Each line containing the word "JSON" must be collected.

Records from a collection
┄┄┄┄┄┄┄┄┄┄

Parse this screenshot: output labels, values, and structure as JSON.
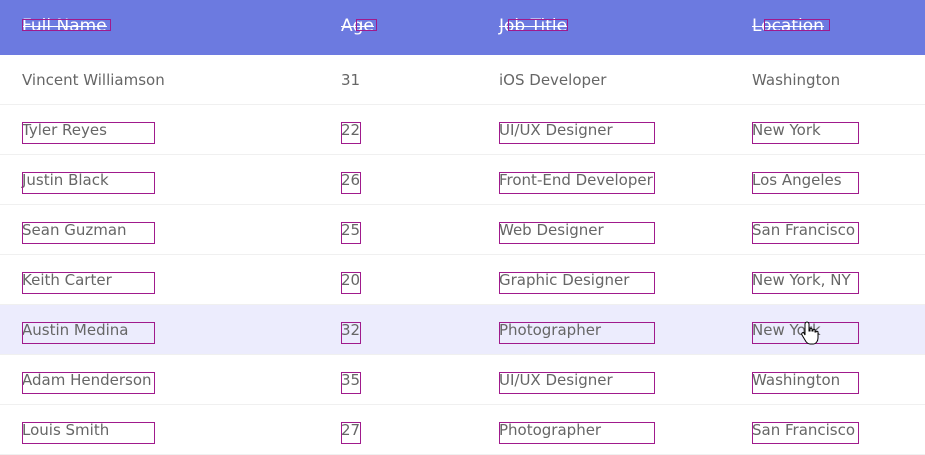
{
  "table": {
    "headers": [
      "Full Name",
      "Age",
      "Job Title",
      "Location"
    ],
    "rows": [
      [
        "Vincent Williamson",
        "31",
        "iOS Developer",
        "Washington"
      ],
      [
        "Tyler Reyes",
        "22",
        "UI/UX Designer",
        "New York"
      ],
      [
        "Justin Black",
        "26",
        "Front-End Developer",
        "Los Angeles"
      ],
      [
        "Sean Guzman",
        "25",
        "Web Designer",
        "San Francisco"
      ],
      [
        "Keith Carter",
        "20",
        "Graphic Designer",
        "New York, NY"
      ],
      [
        "Austin Medina",
        "32",
        "Photographer",
        "New York"
      ],
      [
        "Adam Henderson",
        "35",
        "UI/UX Designer",
        "Washington"
      ],
      [
        "Louis Smith",
        "27",
        "Photographer",
        "San Francisco"
      ]
    ]
  },
  "colors": {
    "header_bg": "#6c7ae0",
    "hover_row_bg": "#ececfd",
    "annotation_box": "#a01a8c"
  },
  "icons": {
    "cursor": "hand-pointer-icon"
  }
}
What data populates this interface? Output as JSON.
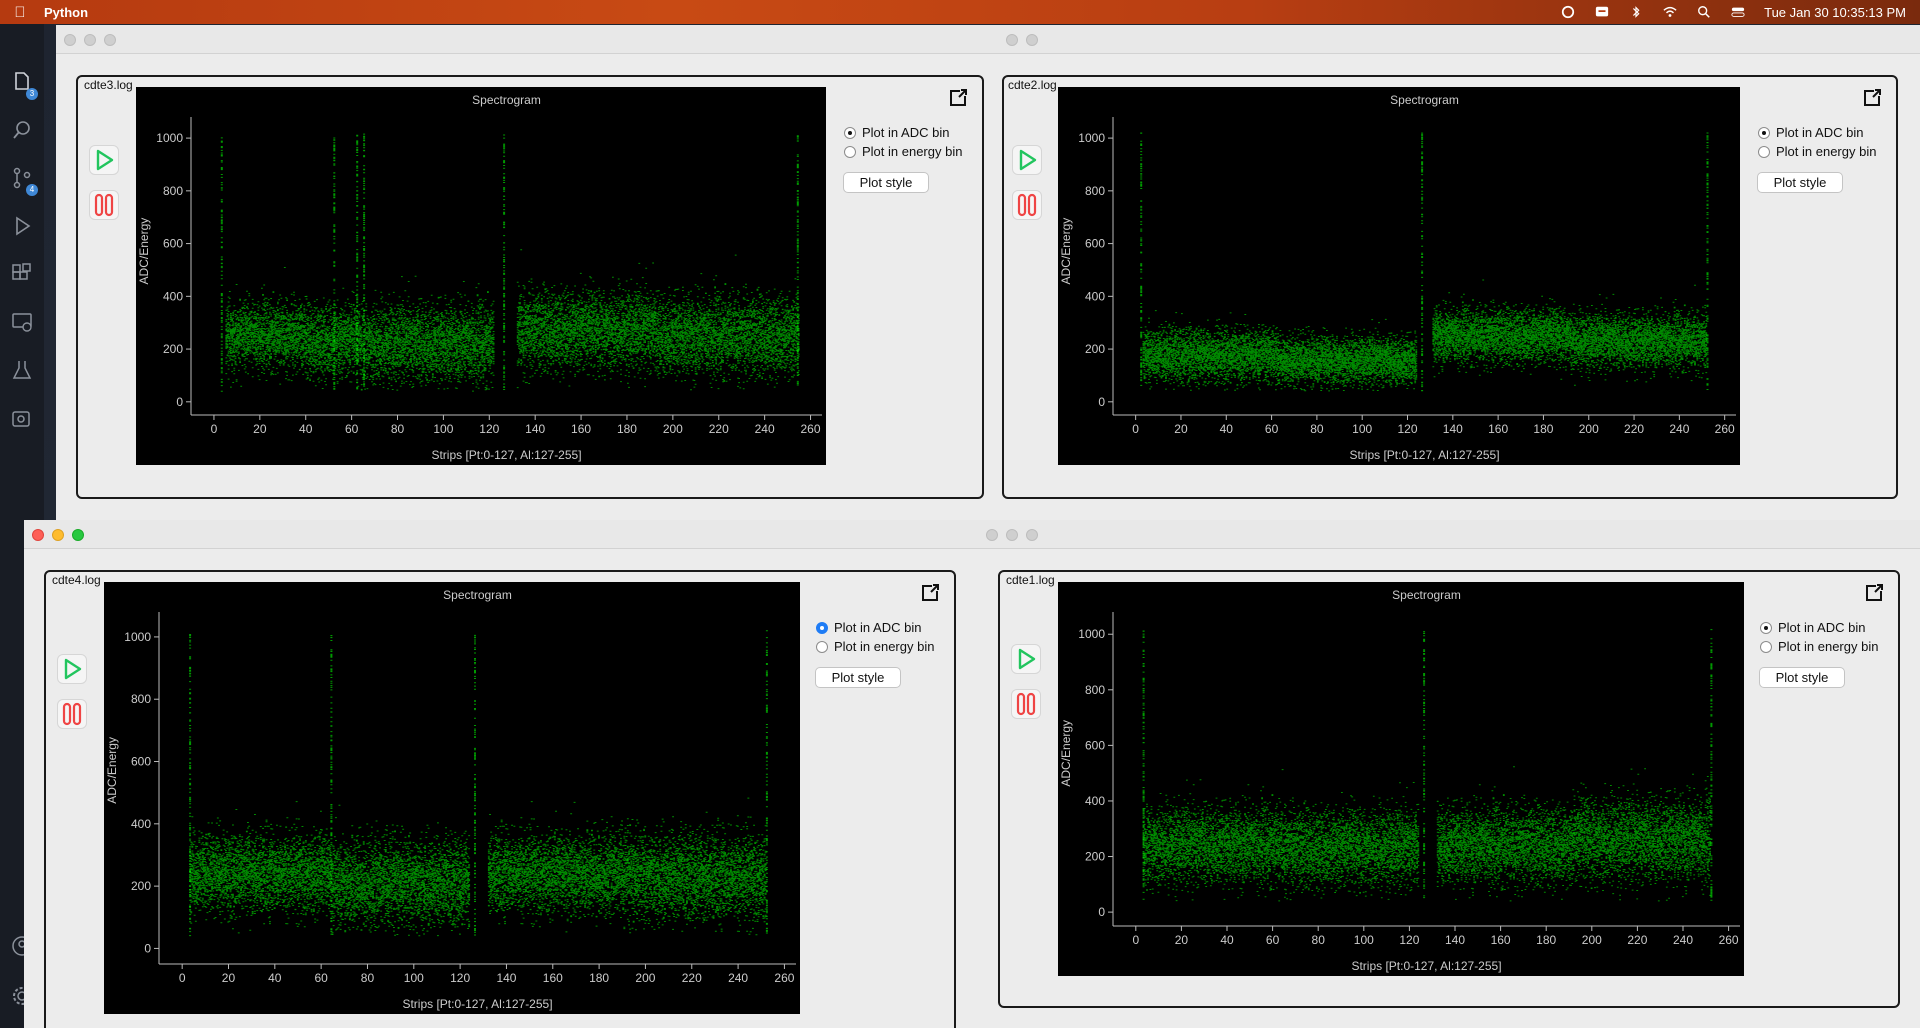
{
  "menubar": {
    "app_name": "Python",
    "clock": "Tue Jan 30  10:35:13 PM"
  },
  "activity_bar": {
    "explorer_badge": "3",
    "scm_badge": "4"
  },
  "windows": [
    {
      "id": "cdte3",
      "title": "cdte3.log",
      "chart_title": "Spectrogram",
      "radio_adc": "Plot in ADC bin",
      "radio_energy": "Plot in energy bin",
      "plot_style": "Plot style",
      "selected": "adc"
    },
    {
      "id": "cdte2",
      "title": "cdte2.log",
      "chart_title": "Spectrogram",
      "radio_adc": "Plot in ADC bin",
      "radio_energy": "Plot in energy bin",
      "plot_style": "Plot style",
      "selected": "adc"
    },
    {
      "id": "cdte4",
      "title": "cdte4.log",
      "chart_title": "Spectrogram",
      "radio_adc": "Plot in ADC bin",
      "radio_energy": "Plot in energy bin",
      "plot_style": "Plot style",
      "selected": "adc"
    },
    {
      "id": "cdte1",
      "title": "cdte1.log",
      "chart_title": "Spectrogram",
      "radio_adc": "Plot in ADC bin",
      "radio_energy": "Plot in energy bin",
      "plot_style": "Plot style",
      "selected": "adc"
    }
  ],
  "chart_data": [
    {
      "type": "heatmap",
      "title": "Spectrogram",
      "xlabel": "Strips [Pt:0-127, Al:127-255]",
      "ylabel": "ADC/Energy",
      "xticks": [
        0,
        20,
        40,
        60,
        80,
        100,
        120,
        140,
        160,
        180,
        200,
        220,
        240,
        260
      ],
      "yticks": [
        0,
        200,
        400,
        600,
        800,
        1000
      ],
      "xlim": [
        -10,
        265
      ],
      "ylim": [
        -50,
        1080
      ],
      "color": "#00ff00",
      "band_segments": [
        {
          "x": [
            5,
            40
          ],
          "center": 250,
          "spread": 110
        },
        {
          "x": [
            40,
            64
          ],
          "center": 230,
          "spread": 120
        },
        {
          "x": [
            64,
            122
          ],
          "center": 220,
          "spread": 130
        },
        {
          "x": [
            132,
            192
          ],
          "center": 270,
          "spread": 130
        },
        {
          "x": [
            192,
            255
          ],
          "center": 250,
          "spread": 130
        }
      ],
      "hot_strips": [
        3,
        52,
        62,
        65,
        126,
        254
      ]
    },
    {
      "type": "heatmap",
      "title": "Spectrogram",
      "xlabel": "Strips [Pt:0-127, Al:127-255]",
      "ylabel": "ADC/Energy",
      "xticks": [
        0,
        20,
        40,
        60,
        80,
        100,
        120,
        140,
        160,
        180,
        200,
        220,
        240,
        260
      ],
      "yticks": [
        0,
        200,
        400,
        600,
        800,
        1000
      ],
      "xlim": [
        -10,
        265
      ],
      "ylim": [
        -50,
        1080
      ],
      "color": "#00ff00",
      "band_segments": [
        {
          "x": [
            3,
            63
          ],
          "center": 175,
          "spread": 90
        },
        {
          "x": [
            63,
            124
          ],
          "center": 155,
          "spread": 80
        },
        {
          "x": [
            131,
            192
          ],
          "center": 250,
          "spread": 90
        },
        {
          "x": [
            192,
            252
          ],
          "center": 230,
          "spread": 90
        }
      ],
      "hot_strips": [
        2,
        126,
        252
      ]
    },
    {
      "type": "heatmap",
      "title": "Spectrogram",
      "xlabel": "Strips [Pt:0-127, Al:127-255]",
      "ylabel": "ADC/Energy",
      "xticks": [
        0,
        20,
        40,
        60,
        80,
        100,
        120,
        140,
        160,
        180,
        200,
        220,
        240,
        260
      ],
      "yticks": [
        0,
        200,
        400,
        600,
        800,
        1000
      ],
      "xlim": [
        -10,
        265
      ],
      "ylim": [
        -50,
        1080
      ],
      "color": "#00ff00",
      "band_segments": [
        {
          "x": [
            3,
            64
          ],
          "center": 240,
          "spread": 110
        },
        {
          "x": [
            64,
            124
          ],
          "center": 210,
          "spread": 120
        },
        {
          "x": [
            132,
            192
          ],
          "center": 240,
          "spread": 110
        },
        {
          "x": [
            192,
            252
          ],
          "center": 230,
          "spread": 120
        }
      ],
      "hot_strips": [
        3,
        64,
        126,
        252
      ]
    },
    {
      "type": "heatmap",
      "title": "Spectrogram",
      "xlabel": "Strips [Pt:0-127, Al:127-255]",
      "ylabel": "ADC/Energy",
      "xticks": [
        0,
        20,
        40,
        60,
        80,
        100,
        120,
        140,
        160,
        180,
        200,
        220,
        240,
        260
      ],
      "yticks": [
        0,
        200,
        400,
        600,
        800,
        1000
      ],
      "xlim": [
        -10,
        265
      ],
      "ylim": [
        -50,
        1080
      ],
      "color": "#00ff00",
      "band_segments": [
        {
          "x": [
            3,
            64
          ],
          "center": 240,
          "spread": 120
        },
        {
          "x": [
            64,
            124
          ],
          "center": 230,
          "spread": 120
        },
        {
          "x": [
            132,
            192
          ],
          "center": 240,
          "spread": 120
        },
        {
          "x": [
            192,
            252
          ],
          "center": 260,
          "spread": 130
        }
      ],
      "hot_strips": [
        3,
        126,
        252
      ]
    }
  ]
}
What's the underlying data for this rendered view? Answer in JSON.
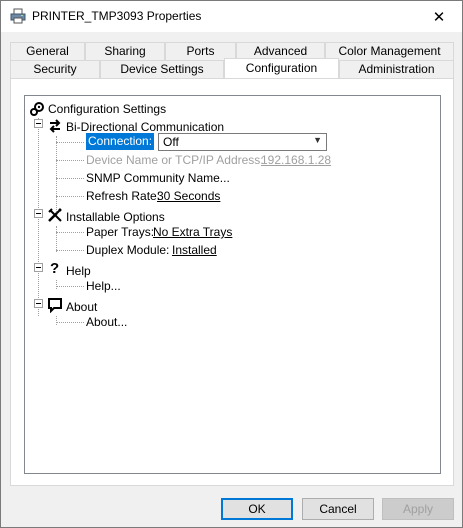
{
  "window": {
    "title": "PRINTER_TMP3093 Properties",
    "close_glyph": "✕"
  },
  "tabs": {
    "row1": [
      "General",
      "Sharing",
      "Ports",
      "Advanced",
      "Color Management"
    ],
    "row2": [
      "Security",
      "Device Settings",
      "Configuration",
      "Administration"
    ],
    "active": "Configuration"
  },
  "tree": {
    "root": "Configuration Settings",
    "bidi": {
      "label": "Bi-Directional Communication",
      "connection_label": "Connection:",
      "connection_value": "Off",
      "device_label": "Device Name or TCP/IP Address:",
      "device_value": "192.168.1.28",
      "snmp_label": "SNMP Community Name...",
      "refresh_label": "Refresh Rate:",
      "refresh_value": "30 Seconds"
    },
    "options": {
      "label": "Installable Options",
      "trays_label": "Paper Trays:",
      "trays_value": "No Extra Trays",
      "duplex_label": "Duplex Module:",
      "duplex_value": "Installed"
    },
    "help": {
      "label": "Help",
      "item": "Help..."
    },
    "about": {
      "label": "About",
      "item": "About..."
    }
  },
  "buttons": {
    "ok": "OK",
    "cancel": "Cancel",
    "apply": "Apply"
  }
}
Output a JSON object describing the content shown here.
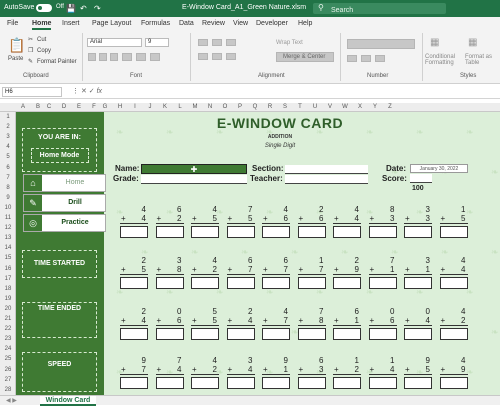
{
  "titlebar": {
    "autosave": "AutoSave",
    "toggle_state": "Off",
    "filename": "E-Window Card_A1_Green Nature.xlsm",
    "search_placeholder": "Search"
  },
  "menu": [
    "File",
    "Home",
    "Insert",
    "Page Layout",
    "Formulas",
    "Data",
    "Review",
    "View",
    "Developer",
    "Help"
  ],
  "ribbon": {
    "paste": "Paste",
    "cut": "Cut",
    "copy": "Copy",
    "format_painter": "Format Painter",
    "font_name": "Arial",
    "font_size": "9",
    "wrap_text": "Wrap Text",
    "merge_center": "Merge & Center",
    "conditional_formatting": "Conditional Formatting",
    "format_as_table": "Format as Table",
    "groups": {
      "clipboard": "Clipboard",
      "font": "Font",
      "alignment": "Alignment",
      "number": "Number",
      "styles": "Styles"
    }
  },
  "formula_bar": {
    "cell_ref": "H6"
  },
  "columns": [
    "A",
    "B",
    "C",
    "D",
    "E",
    "F",
    "G",
    "H",
    "I",
    "J",
    "K",
    "L",
    "M",
    "N",
    "O",
    "P",
    "Q",
    "R",
    "S",
    "T",
    "U",
    "V",
    "W",
    "X",
    "Y",
    "Z"
  ],
  "rows": [
    "1",
    "2",
    "3",
    "4",
    "5",
    "6",
    "7",
    "8",
    "9",
    "10",
    "11",
    "12",
    "13",
    "14",
    "15",
    "16",
    "17",
    "18",
    "19",
    "20",
    "21",
    "22",
    "23",
    "24",
    "25",
    "26",
    "27",
    "28"
  ],
  "sidebar": {
    "you_are_in": "YOU ARE IN:",
    "mode": "Home Mode",
    "buttons": [
      {
        "label": "Home",
        "icon": "house-icon"
      },
      {
        "label": "Drill",
        "icon": "pencil-icon"
      },
      {
        "label": "Practice",
        "icon": "target-icon"
      }
    ],
    "time_started": "TIME STARTED",
    "time_ended": "TIME ENDED",
    "speed": "SPEED"
  },
  "card": {
    "title": "E-WINDOW CARD",
    "operation": "ADDITION",
    "level": "Single Digit",
    "name_label": "Name:",
    "name_value": "",
    "grade_label": "Grade:",
    "section_label": "Section:",
    "teacher_label": "Teacher:",
    "date_label": "Date:",
    "date_value": "January 30, 2022",
    "score_label": "Score:",
    "score_max": "100"
  },
  "problems": [
    [
      {
        "a": "4",
        "b": "4"
      },
      {
        "a": "6",
        "b": "2"
      },
      {
        "a": "4",
        "b": "5"
      },
      {
        "a": "7",
        "b": "5"
      },
      {
        "a": "4",
        "b": "6"
      },
      {
        "a": "2",
        "b": "6"
      },
      {
        "a": "4",
        "b": "4"
      },
      {
        "a": "8",
        "b": "3"
      },
      {
        "a": "3",
        "b": "3"
      },
      {
        "a": "1",
        "b": "5"
      }
    ],
    [
      {
        "a": "2",
        "b": "5"
      },
      {
        "a": "3",
        "b": "8"
      },
      {
        "a": "4",
        "b": "2"
      },
      {
        "a": "6",
        "b": "7"
      },
      {
        "a": "6",
        "b": "7"
      },
      {
        "a": "1",
        "b": "7"
      },
      {
        "a": "2",
        "b": "9"
      },
      {
        "a": "7",
        "b": "1"
      },
      {
        "a": "3",
        "b": "1"
      },
      {
        "a": "4",
        "b": "4"
      }
    ],
    [
      {
        "a": "2",
        "b": "4"
      },
      {
        "a": "0",
        "b": "6"
      },
      {
        "a": "5",
        "b": "5"
      },
      {
        "a": "2",
        "b": "4"
      },
      {
        "a": "4",
        "b": "7"
      },
      {
        "a": "7",
        "b": "8"
      },
      {
        "a": "6",
        "b": "1"
      },
      {
        "a": "0",
        "b": "6"
      },
      {
        "a": "0",
        "b": "4"
      },
      {
        "a": "4",
        "b": "2"
      }
    ],
    [
      {
        "a": "9",
        "b": "7"
      },
      {
        "a": "7",
        "b": "4"
      },
      {
        "a": "4",
        "b": "2"
      },
      {
        "a": "3",
        "b": "4"
      },
      {
        "a": "9",
        "b": "1"
      },
      {
        "a": "6",
        "b": "3"
      },
      {
        "a": "1",
        "b": "2"
      },
      {
        "a": "1",
        "b": "4"
      },
      {
        "a": "9",
        "b": "5"
      },
      {
        "a": "4",
        "b": "9"
      }
    ]
  ],
  "sheet_tab": "Window Card"
}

┄┄┄┄┄┄┄┄┄┄

- **Solution**:
Parse this screenshot: output labels, values, and structure as JSON.
What data populates this interface? Output as JSON.
What's the underlying data for this rendered view? Answer in JSON.
Output a JSON object describing the content shown here.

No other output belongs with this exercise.